ДАННЫЙ ОТРЫВОК:
"""

Читаем Нобель. Литература полностью

«Игра в бисер» — это как стакан холодного молока среди сплошного пива. И действительно, я — человек, осторожно относящийся к Германии экспрессионистских времен, Германии двадцатых и тем более тридцатых годов, — чувствую к Гессе особенную признательность.

«Игра в бисер» — это, конечно, книга экспериментальная, не столько роман, сколько трактат. Игра в бисер — метафора синтеза науки и искусства. Это что-то вроде шахмат, но гораздо более сложных и утонченных. В одной партии игры в бисер могут быть зашифрованы музыкальная фраза, литературная цитата, это синтез всех стратегий и всех искусств. Поэтому Йозеф Кнехт, который является магистром игры и главным персонажем книги, это для Гессе идеал ученого и мыслителя. Можно в Кнехте угадать Рудольфа Штайнера с известной долей приближения, с его антропософской теорией, тоже синтезом искусства и науки, с его утопией квазирелигиозного, сектантского сообщества, которое строит свой Гётеанум[20]. Кстати говоря, два любимых немецких автора у Штайнера и у Гессе одни и те же: это Новалис, которого цитирует Галлер в «Степном волке», и царственный Гёте. Они воплощают подлинно немецкий дух, несколько умозрительный, хрустальный, сложный, и строительство Гётеанума, которое затеял Штайнер в своей общине, немного похоже на строительство Касталии, на волшебную чудесную область мира, которую описывает Гессе. Касталия — заповедник для интеллектуалов, что-то вроде Телемской обители у Рабле, где они предаются своим сложным и утонченным играм, своей игре в бисер.

Игра в бисер, как по-русски говоря, игра в бирюльки, это пренебрежительное выражение, обозначающее тонкое и бессмысленное занятие, ни в коем случае не прагматическое. Но как раз в «Игре в бисер» Кнехт говорит: «Если бы все государства мира потратили одну десятую тех денег, которые они тратят на военные приготовления, на то, чтобы создать и содержать Касталию, это было бы самой разумной тратой». Да, может быть, никакой прагматики в игре в бисер нет, но она демонстрирует те высшие свойства человеческой натуры, которые вообще есть. И эти стройные, абстрактные, бесконечно сложные и красивые умствования, эти легкие хрустальные узоры, которые Гессе там выдувает, это сновидческое довольно благородное занятие, но только оно имеет смысл.

"""

СТРОКИ ДАННЫХ:
"""

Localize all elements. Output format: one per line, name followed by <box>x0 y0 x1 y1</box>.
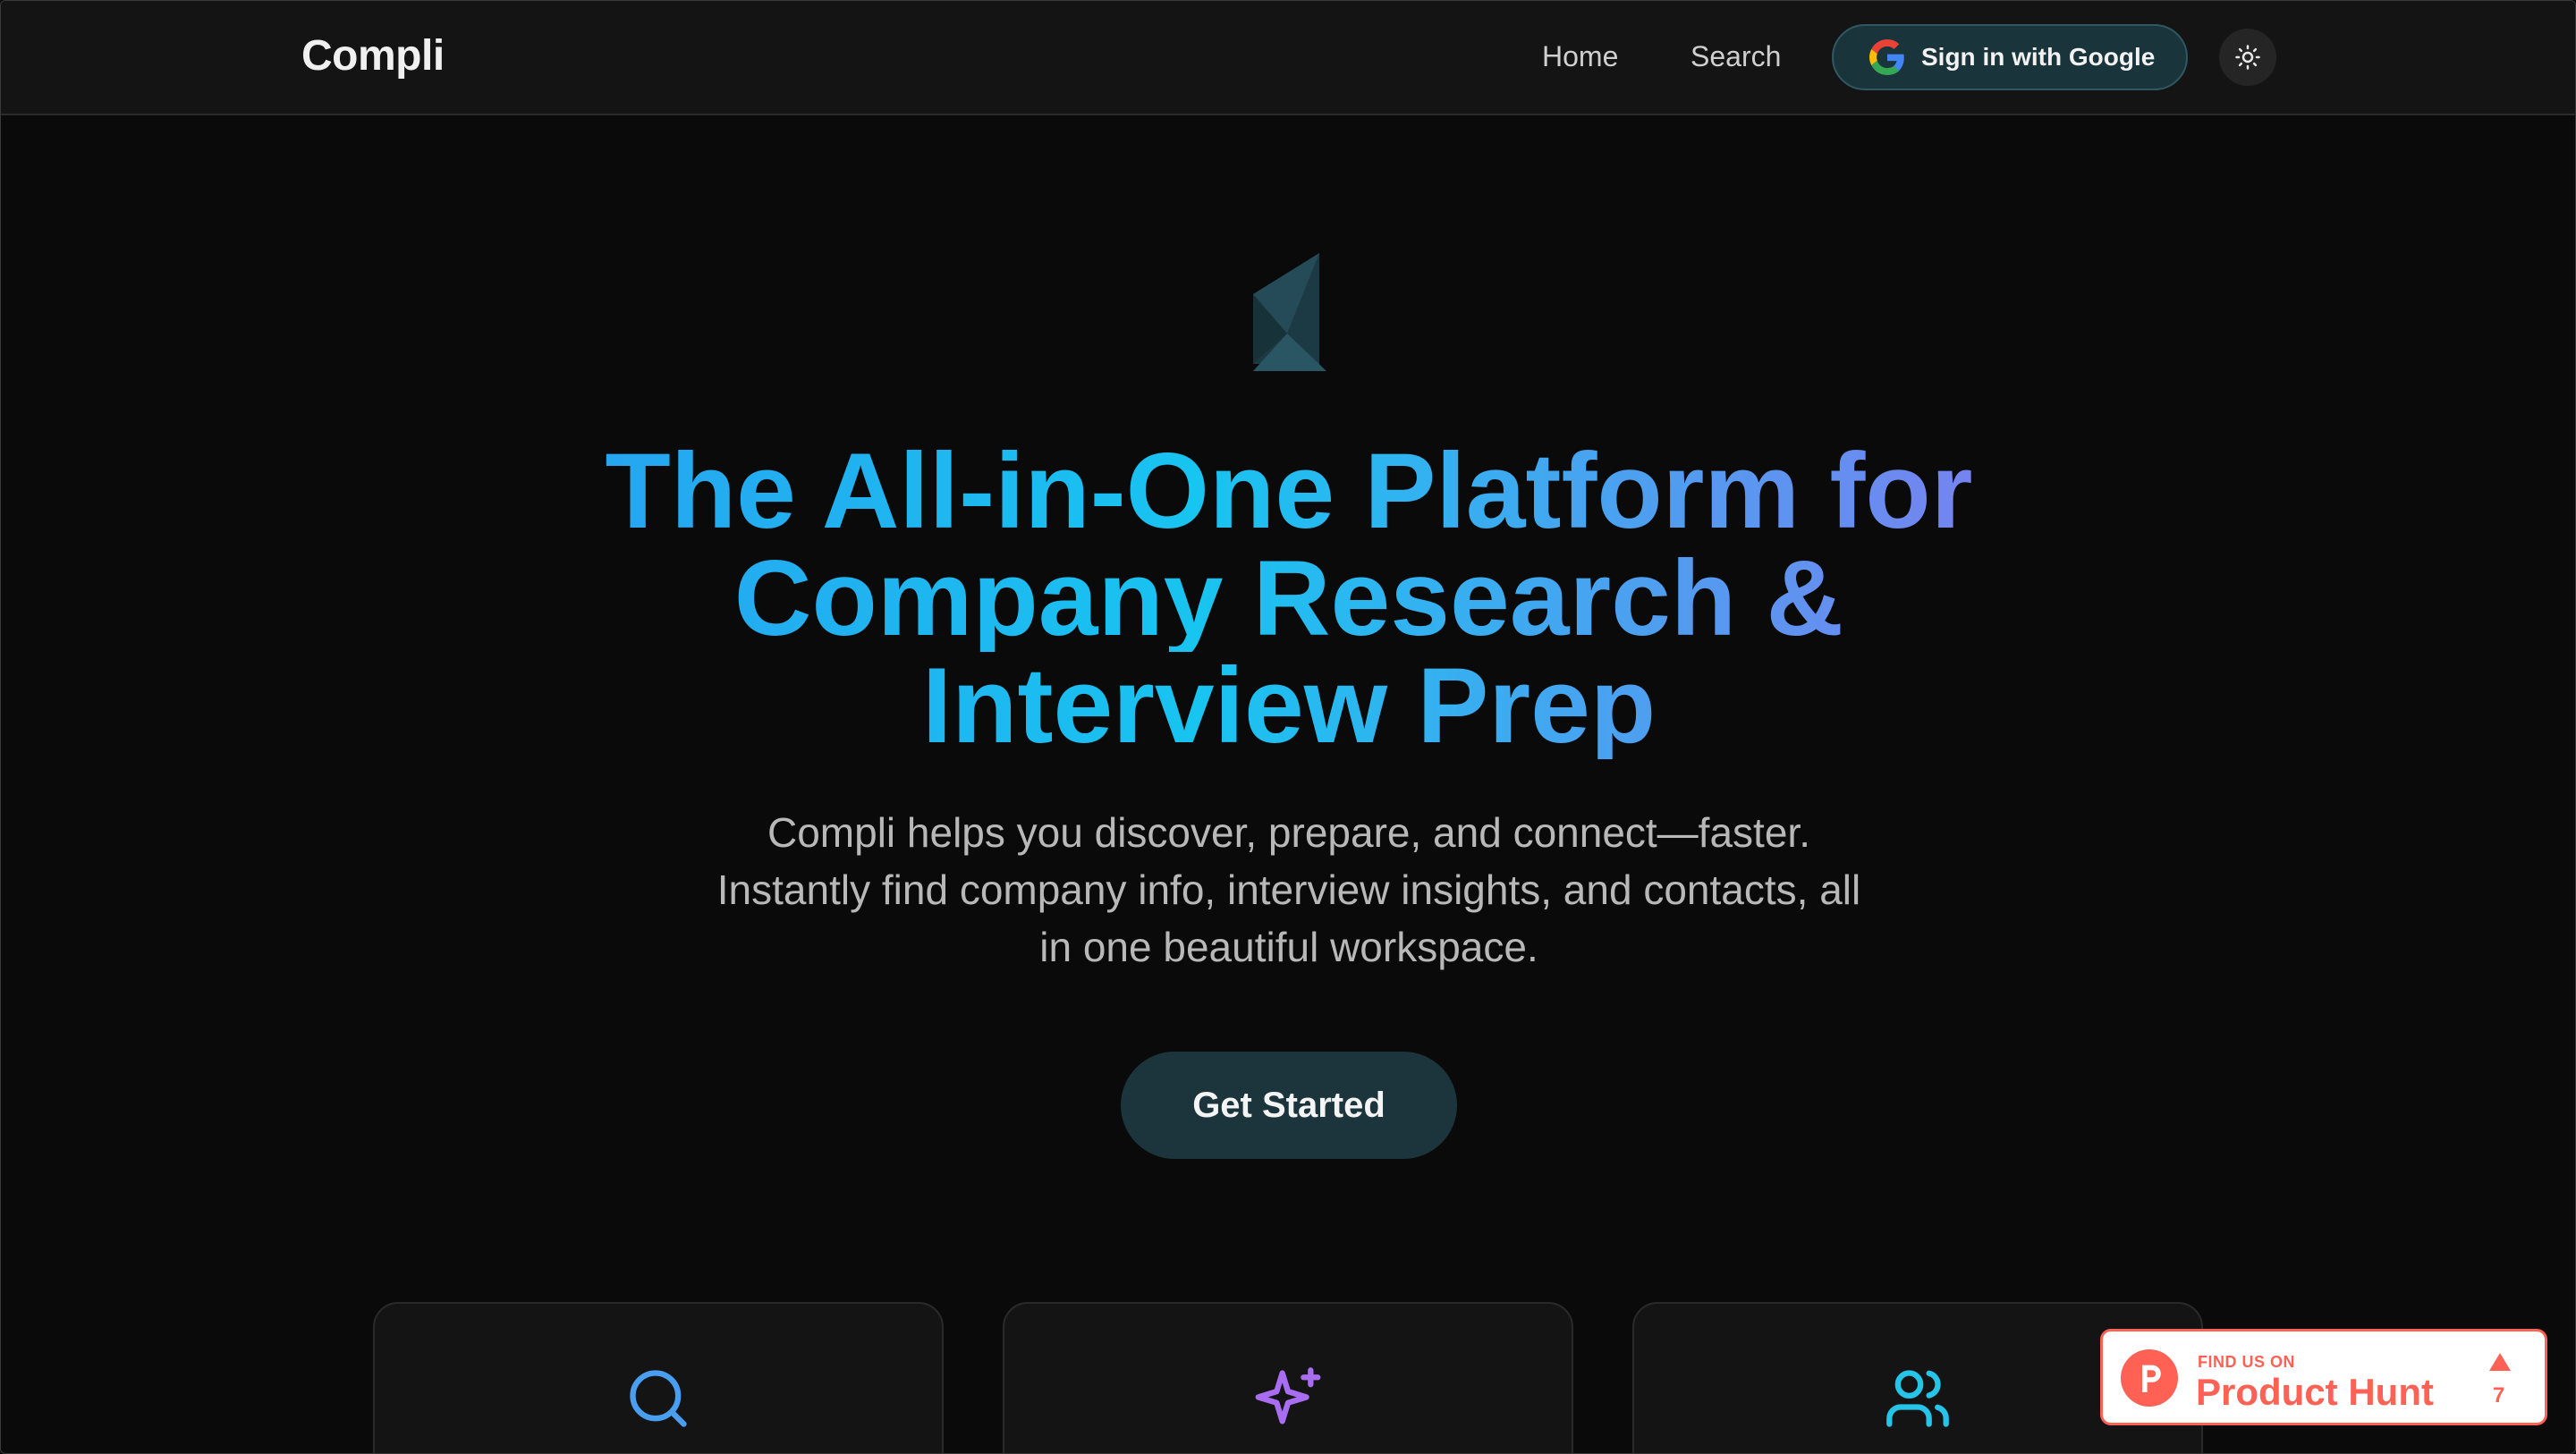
subtext-line-2: Instantly find company info, interview i… <box>716 866 1861 913</box>
top-navbar: Compli Home Search Sign in with Google <box>1 1 2575 115</box>
sign-in-google-button[interactable]: Sign in with Google <box>1832 24 2188 90</box>
headline-line-3: Interview Prep <box>394 652 2183 759</box>
nav-home-link[interactable]: Home <box>1542 40 1618 73</box>
feature-card-ai <box>1003 1302 1573 1453</box>
product-hunt-name: Product Hunt <box>2196 1371 2434 1413</box>
nav-search-link[interactable]: Search <box>1690 40 1781 73</box>
theme-toggle-button[interactable] <box>2219 29 2276 86</box>
upvote-count: 7 <box>2493 1383 2505 1408</box>
app-window: Compli Home Search Sign in with Google T… <box>0 0 2576 1454</box>
sparkles-icon <box>1255 1367 1321 1424</box>
feature-card-search <box>373 1302 944 1453</box>
google-icon <box>1869 39 1904 75</box>
product-hunt-logo-icon <box>2121 1349 2178 1407</box>
headline-line-1: The All-in-One Platform for <box>394 437 2183 545</box>
product-hunt-tagline: FIND US ON <box>2198 1353 2296 1371</box>
hero-headline: The All-in-One Platform for Company Rese… <box>394 437 2183 759</box>
hero-subtext: Compli helps you discover, prepare, and … <box>663 804 1915 976</box>
sun-icon <box>2235 45 2260 70</box>
users-icon <box>1886 1370 1949 1427</box>
brand-logo-text[interactable]: Compli <box>301 31 445 80</box>
upvote-arrow-icon <box>2489 1353 2511 1371</box>
sign-in-label: Sign in with Google <box>1921 43 2156 71</box>
search-icon <box>630 1370 687 1427</box>
subtext-line-1: Compli helps you discover, prepare, and … <box>767 809 1810 856</box>
product-hunt-badge[interactable]: FIND US ON Product Hunt 7 <box>2100 1329 2547 1425</box>
get-started-button[interactable]: Get Started <box>1121 1052 1457 1159</box>
headline-line-2: Company Research & <box>394 545 2183 652</box>
compli-logo-icon <box>1253 253 1326 371</box>
subtext-line-3: in one beautiful workspace. <box>1039 924 1538 970</box>
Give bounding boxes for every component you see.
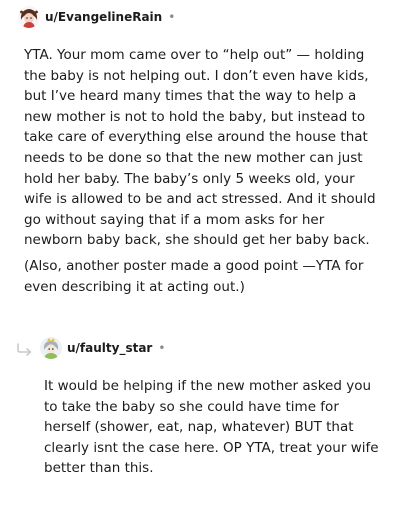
comment-paragraph: It would be helping if the new mother as… (44, 378, 379, 477)
meta-separator: • (158, 341, 166, 355)
user-avatar-icon[interactable] (18, 6, 40, 28)
user-avatar-icon[interactable] (40, 337, 62, 359)
comment-header: u/EvangelineRain • (18, 3, 175, 31)
reply-arrow-icon (16, 341, 34, 356)
comment-paragraph: YTA. Your mom came over to “help out” — … (24, 47, 376, 249)
comment-body: It would be helping if the new mother as… (44, 376, 384, 479)
comment-body: YTA. Your mom came over to “help out” — … (24, 45, 384, 251)
comment-body: (Also, another poster made a good point … (24, 256, 384, 297)
username[interactable]: u/faulty_star (67, 341, 152, 355)
comment-paragraph: (Also, another poster made a good point … (24, 258, 364, 295)
username[interactable]: u/EvangelineRain (45, 10, 162, 24)
meta-separator: • (168, 10, 176, 24)
comment-header: u/faulty_star • (16, 334, 165, 362)
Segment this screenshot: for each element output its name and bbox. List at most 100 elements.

"""

НАБОР ЗАДАНИЙ:
(1) Кого, согласно отрывку, можно с известной долей приближения угадать в Кнехте?
(2) Измените фрагмент отрывка от «Читаем Нобель. Литература» до «Гессе особенную признательность.», заменив «холодного молока» на «холодного кваса», и приведите его целиком.
Листинг — это самостоятельный материал.

РЕЗУЛЬТАТЫ ПО ЗАДАНИЯМ:
(1) Рудольфа Штайнера.

(2)
Читаем Нобель. Литература полностью

«Игра в бисер» — это как стакан холодного кваса среди сплошного пива. И действительно, я — человек, осторожно относящийся к Германии экспрессионистских времен, Германии двадцатых и тем более тридцатых годов, — чувствую к Гессе особенную признательность.